DATA PROVIDED –

········

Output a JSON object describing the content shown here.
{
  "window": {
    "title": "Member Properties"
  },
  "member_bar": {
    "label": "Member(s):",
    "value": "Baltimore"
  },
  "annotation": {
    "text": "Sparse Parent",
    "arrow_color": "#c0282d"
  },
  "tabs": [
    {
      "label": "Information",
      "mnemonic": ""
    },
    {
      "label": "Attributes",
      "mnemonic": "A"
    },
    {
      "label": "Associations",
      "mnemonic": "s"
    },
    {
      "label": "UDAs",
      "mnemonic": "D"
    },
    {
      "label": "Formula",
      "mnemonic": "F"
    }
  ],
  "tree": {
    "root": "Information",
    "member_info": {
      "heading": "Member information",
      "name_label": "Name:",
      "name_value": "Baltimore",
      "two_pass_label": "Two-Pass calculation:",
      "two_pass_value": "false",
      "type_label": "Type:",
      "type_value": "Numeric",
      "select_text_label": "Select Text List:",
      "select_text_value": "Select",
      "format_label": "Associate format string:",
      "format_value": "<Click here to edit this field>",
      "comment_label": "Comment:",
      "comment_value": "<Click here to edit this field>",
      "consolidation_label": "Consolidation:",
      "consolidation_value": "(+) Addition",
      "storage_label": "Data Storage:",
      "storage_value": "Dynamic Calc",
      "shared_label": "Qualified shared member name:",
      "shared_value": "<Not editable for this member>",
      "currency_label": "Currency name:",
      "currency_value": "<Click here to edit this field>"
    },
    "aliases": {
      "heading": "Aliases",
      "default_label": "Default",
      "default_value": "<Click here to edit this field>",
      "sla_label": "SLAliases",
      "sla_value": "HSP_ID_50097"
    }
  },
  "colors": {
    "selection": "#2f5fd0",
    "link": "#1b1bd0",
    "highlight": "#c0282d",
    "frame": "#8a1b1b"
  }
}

········

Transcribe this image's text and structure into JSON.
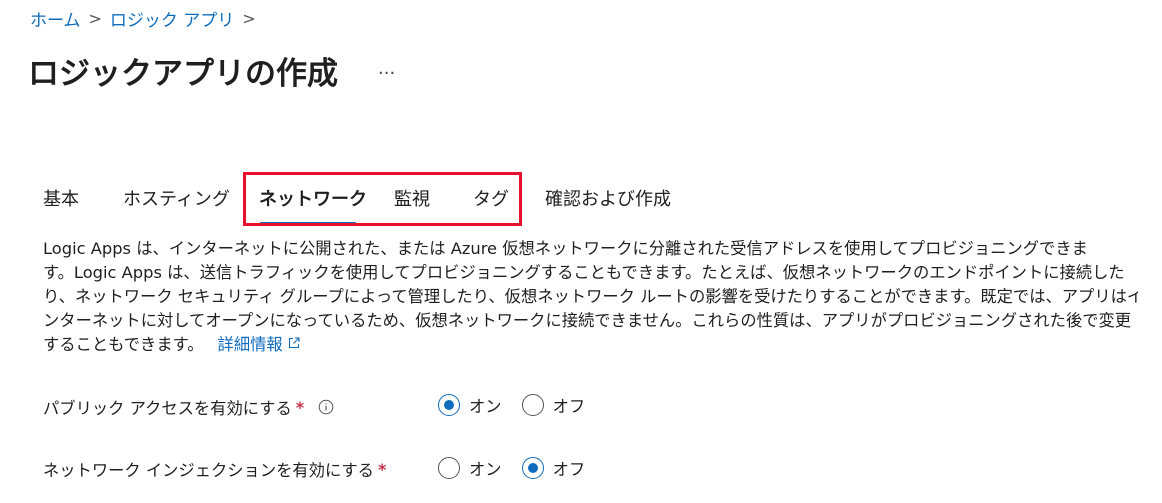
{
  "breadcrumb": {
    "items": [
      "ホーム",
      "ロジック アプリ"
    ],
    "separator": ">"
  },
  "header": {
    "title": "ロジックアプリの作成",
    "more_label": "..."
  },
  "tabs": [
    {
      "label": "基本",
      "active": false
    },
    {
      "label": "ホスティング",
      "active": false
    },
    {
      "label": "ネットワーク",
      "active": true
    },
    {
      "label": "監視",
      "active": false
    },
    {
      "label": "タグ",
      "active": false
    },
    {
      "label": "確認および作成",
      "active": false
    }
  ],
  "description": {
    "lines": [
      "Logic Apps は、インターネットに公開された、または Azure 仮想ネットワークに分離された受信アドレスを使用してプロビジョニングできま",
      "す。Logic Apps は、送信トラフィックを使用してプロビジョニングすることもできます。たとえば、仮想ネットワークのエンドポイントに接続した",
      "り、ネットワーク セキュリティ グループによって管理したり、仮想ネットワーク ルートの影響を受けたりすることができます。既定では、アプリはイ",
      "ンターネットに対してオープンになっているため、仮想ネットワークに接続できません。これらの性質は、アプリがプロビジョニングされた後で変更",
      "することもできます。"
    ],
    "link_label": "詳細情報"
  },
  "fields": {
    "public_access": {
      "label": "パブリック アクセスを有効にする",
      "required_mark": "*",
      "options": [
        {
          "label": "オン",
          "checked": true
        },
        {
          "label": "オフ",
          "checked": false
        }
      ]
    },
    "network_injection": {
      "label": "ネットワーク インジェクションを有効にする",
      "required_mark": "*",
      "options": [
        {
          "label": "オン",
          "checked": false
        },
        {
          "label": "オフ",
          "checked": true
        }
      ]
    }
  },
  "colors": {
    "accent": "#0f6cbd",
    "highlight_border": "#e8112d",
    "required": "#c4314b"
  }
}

········

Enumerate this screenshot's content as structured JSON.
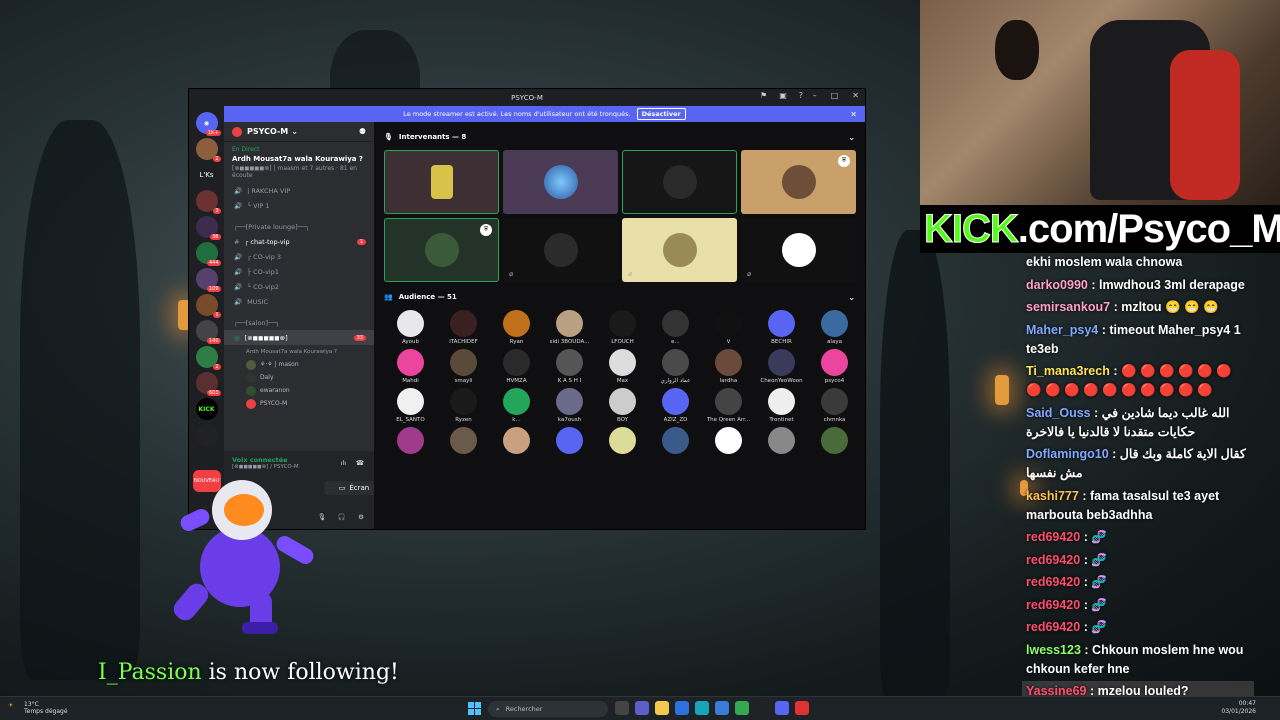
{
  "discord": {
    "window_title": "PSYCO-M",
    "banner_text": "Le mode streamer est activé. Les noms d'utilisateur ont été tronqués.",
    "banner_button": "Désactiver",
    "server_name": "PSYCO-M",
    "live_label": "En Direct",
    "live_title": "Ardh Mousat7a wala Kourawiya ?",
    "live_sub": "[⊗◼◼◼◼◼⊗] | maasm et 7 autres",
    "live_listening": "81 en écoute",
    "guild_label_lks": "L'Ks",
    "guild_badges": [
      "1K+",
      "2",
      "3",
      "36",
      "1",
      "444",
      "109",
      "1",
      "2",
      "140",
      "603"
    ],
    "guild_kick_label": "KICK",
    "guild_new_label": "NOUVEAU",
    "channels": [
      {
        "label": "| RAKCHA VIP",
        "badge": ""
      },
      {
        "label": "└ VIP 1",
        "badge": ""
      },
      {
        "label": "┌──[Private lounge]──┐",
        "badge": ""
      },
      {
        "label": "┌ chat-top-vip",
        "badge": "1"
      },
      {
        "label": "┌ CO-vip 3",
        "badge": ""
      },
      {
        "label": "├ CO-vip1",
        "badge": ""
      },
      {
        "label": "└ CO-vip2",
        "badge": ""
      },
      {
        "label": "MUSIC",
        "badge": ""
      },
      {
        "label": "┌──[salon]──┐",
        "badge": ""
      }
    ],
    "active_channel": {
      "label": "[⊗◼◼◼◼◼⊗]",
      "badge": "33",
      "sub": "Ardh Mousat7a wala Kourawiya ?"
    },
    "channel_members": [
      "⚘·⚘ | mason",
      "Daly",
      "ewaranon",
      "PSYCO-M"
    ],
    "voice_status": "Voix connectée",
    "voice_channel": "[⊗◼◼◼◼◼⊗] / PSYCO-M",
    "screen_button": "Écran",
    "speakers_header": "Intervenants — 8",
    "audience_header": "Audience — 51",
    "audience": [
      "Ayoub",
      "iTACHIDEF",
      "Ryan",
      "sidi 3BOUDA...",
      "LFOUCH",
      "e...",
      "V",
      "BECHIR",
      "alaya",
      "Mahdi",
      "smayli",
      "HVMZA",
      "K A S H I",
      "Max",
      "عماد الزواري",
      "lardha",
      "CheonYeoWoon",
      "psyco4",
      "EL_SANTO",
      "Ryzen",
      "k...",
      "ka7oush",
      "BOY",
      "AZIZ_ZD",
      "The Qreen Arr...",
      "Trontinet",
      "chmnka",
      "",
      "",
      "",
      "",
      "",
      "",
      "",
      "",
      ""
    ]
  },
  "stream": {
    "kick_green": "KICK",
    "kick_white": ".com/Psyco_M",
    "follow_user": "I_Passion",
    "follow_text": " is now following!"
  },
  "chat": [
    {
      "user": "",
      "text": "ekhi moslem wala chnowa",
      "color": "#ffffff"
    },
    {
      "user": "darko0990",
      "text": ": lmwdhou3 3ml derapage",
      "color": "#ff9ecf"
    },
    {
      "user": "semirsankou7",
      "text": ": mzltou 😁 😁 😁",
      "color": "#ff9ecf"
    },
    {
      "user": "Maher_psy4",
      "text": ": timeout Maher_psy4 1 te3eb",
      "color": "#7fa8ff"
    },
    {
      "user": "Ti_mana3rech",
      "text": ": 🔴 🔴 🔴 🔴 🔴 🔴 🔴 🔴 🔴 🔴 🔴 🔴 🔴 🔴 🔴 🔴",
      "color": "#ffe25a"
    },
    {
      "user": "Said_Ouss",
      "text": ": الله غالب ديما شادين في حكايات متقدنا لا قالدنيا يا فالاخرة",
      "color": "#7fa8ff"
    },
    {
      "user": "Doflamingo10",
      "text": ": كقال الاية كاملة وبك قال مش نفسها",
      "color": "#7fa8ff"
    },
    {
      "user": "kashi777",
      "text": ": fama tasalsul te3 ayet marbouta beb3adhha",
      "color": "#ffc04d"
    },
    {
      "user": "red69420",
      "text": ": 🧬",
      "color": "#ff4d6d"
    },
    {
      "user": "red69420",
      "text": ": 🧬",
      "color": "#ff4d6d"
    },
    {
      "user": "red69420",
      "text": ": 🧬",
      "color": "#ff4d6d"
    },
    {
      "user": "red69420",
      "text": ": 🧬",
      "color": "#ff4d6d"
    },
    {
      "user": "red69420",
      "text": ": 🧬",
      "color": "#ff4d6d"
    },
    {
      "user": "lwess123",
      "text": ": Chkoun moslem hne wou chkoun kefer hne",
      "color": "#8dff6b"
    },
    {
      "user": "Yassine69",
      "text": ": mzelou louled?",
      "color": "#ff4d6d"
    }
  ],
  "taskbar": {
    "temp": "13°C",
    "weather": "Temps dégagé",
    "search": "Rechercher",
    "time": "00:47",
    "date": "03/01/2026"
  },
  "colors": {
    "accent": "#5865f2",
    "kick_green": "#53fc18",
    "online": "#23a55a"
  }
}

········

WHAT TO DO – Tally up the lines with the word "JSON" in them, and answer with that number by itself.

EXERCISE RESPONSE – 3